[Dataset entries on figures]
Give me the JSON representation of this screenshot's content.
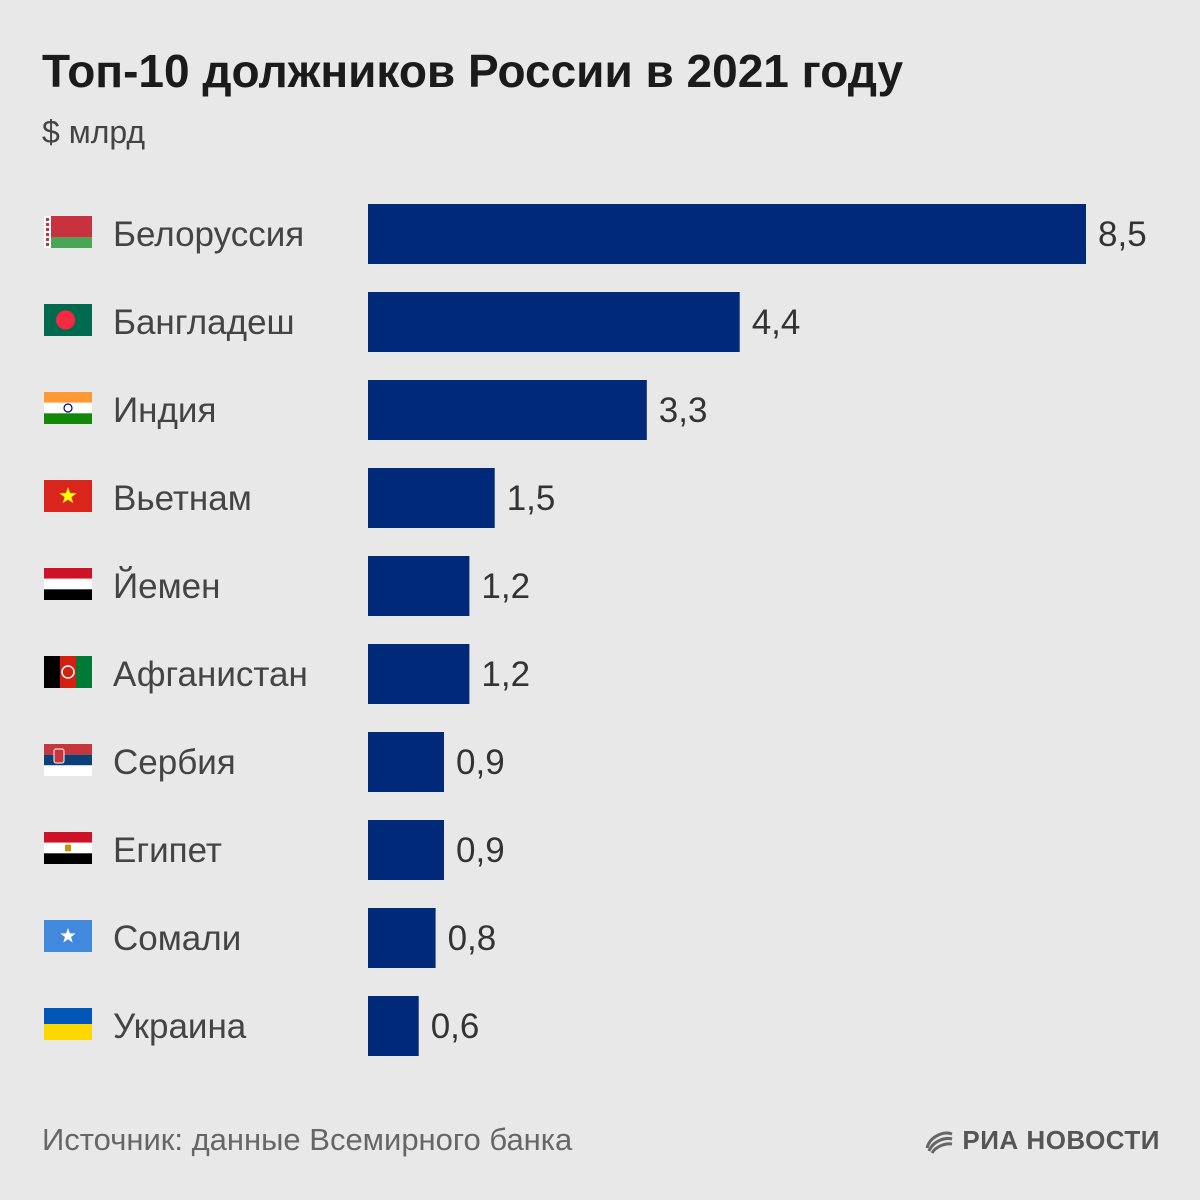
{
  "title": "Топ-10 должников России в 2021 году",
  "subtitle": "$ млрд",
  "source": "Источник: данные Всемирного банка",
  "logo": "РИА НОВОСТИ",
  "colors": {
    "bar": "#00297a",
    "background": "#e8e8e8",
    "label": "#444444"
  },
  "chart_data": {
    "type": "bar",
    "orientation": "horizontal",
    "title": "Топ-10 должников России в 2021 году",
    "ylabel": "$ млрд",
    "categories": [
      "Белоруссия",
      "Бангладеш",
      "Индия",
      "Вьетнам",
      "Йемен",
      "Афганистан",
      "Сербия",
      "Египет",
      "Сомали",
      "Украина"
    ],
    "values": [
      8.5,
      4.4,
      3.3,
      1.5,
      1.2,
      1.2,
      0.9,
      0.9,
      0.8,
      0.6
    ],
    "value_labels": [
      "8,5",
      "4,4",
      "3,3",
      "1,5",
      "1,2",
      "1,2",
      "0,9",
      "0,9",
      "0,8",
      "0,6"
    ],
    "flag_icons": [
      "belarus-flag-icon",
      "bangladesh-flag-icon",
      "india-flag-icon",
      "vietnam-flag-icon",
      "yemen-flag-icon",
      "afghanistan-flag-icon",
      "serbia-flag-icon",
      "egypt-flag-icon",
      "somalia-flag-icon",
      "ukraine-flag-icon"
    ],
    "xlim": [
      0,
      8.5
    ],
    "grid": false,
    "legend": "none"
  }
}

→ Work to be completed
Every entry must be written out exactly, with all pictures left out.

→ Written solution
Give me the JSON representation of this screenshot's content.
{
  "title": "Топ-10 должников России в 2021 году",
  "subtitle": "$ млрд",
  "source": "Источник: данные Всемирного банка",
  "logo": "РИА НОВОСТИ",
  "colors": {
    "bar": "#00297a",
    "background": "#e8e8e8",
    "label": "#444444"
  },
  "chart_data": {
    "type": "bar",
    "orientation": "horizontal",
    "title": "Топ-10 должников России в 2021 году",
    "ylabel": "$ млрд",
    "categories": [
      "Белоруссия",
      "Бангладеш",
      "Индия",
      "Вьетнам",
      "Йемен",
      "Афганистан",
      "Сербия",
      "Египет",
      "Сомали",
      "Украина"
    ],
    "values": [
      8.5,
      4.4,
      3.3,
      1.5,
      1.2,
      1.2,
      0.9,
      0.9,
      0.8,
      0.6
    ],
    "value_labels": [
      "8,5",
      "4,4",
      "3,3",
      "1,5",
      "1,2",
      "1,2",
      "0,9",
      "0,9",
      "0,8",
      "0,6"
    ],
    "flag_icons": [
      "belarus-flag-icon",
      "bangladesh-flag-icon",
      "india-flag-icon",
      "vietnam-flag-icon",
      "yemen-flag-icon",
      "afghanistan-flag-icon",
      "serbia-flag-icon",
      "egypt-flag-icon",
      "somalia-flag-icon",
      "ukraine-flag-icon"
    ],
    "xlim": [
      0,
      8.5
    ],
    "grid": false,
    "legend": "none"
  }
}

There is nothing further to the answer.